Omit every picture and write out the rest of the records exactly.

== Records from a data collection ==
§ §

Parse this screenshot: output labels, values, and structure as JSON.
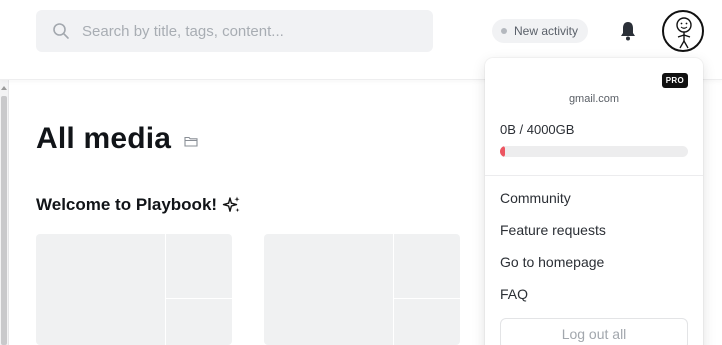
{
  "header": {
    "search": {
      "placeholder": "Search by title, tags, content...",
      "value": ""
    },
    "activity_label": "New activity",
    "icons": {
      "search": "search-icon",
      "bell": "bell-icon",
      "avatar": "stick-figure-avatar"
    }
  },
  "main": {
    "title": "All media",
    "section_title": "Welcome to Playbook!",
    "icons": {
      "folder": "folder-icon",
      "sparkle": "sparkle-icon"
    }
  },
  "account_menu": {
    "badge": "PRO",
    "email": "gmail.com",
    "storage": {
      "label": "0B / 4000GB",
      "used_fraction": 0.0
    },
    "items": [
      {
        "label": "Community"
      },
      {
        "label": "Feature requests"
      },
      {
        "label": "Go to homepage"
      },
      {
        "label": "FAQ"
      }
    ],
    "logout_label": "Log out all"
  },
  "colors": {
    "accent": "#ec5561",
    "surface": "#f1f2f4",
    "text": "#111418"
  }
}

§ §

== Result of the task ==
Parse this screenshot: output labels, values, and structure as JSON.
{
  "header": {
    "search": {
      "placeholder": "Search by title, tags, content...",
      "value": ""
    },
    "activity_label": "New activity",
    "icons": {
      "search": "search-icon",
      "bell": "bell-icon",
      "avatar": "stick-figure-avatar"
    }
  },
  "main": {
    "title": "All media",
    "section_title": "Welcome to Playbook!",
    "icons": {
      "folder": "folder-icon",
      "sparkle": "sparkle-icon"
    }
  },
  "account_menu": {
    "badge": "PRO",
    "email": "gmail.com",
    "storage": {
      "label": "0B / 4000GB",
      "used_fraction": 0.0
    },
    "items": [
      {
        "label": "Community"
      },
      {
        "label": "Feature requests"
      },
      {
        "label": "Go to homepage"
      },
      {
        "label": "FAQ"
      }
    ],
    "logout_label": "Log out all"
  },
  "colors": {
    "accent": "#ec5561",
    "surface": "#f1f2f4",
    "text": "#111418"
  }
}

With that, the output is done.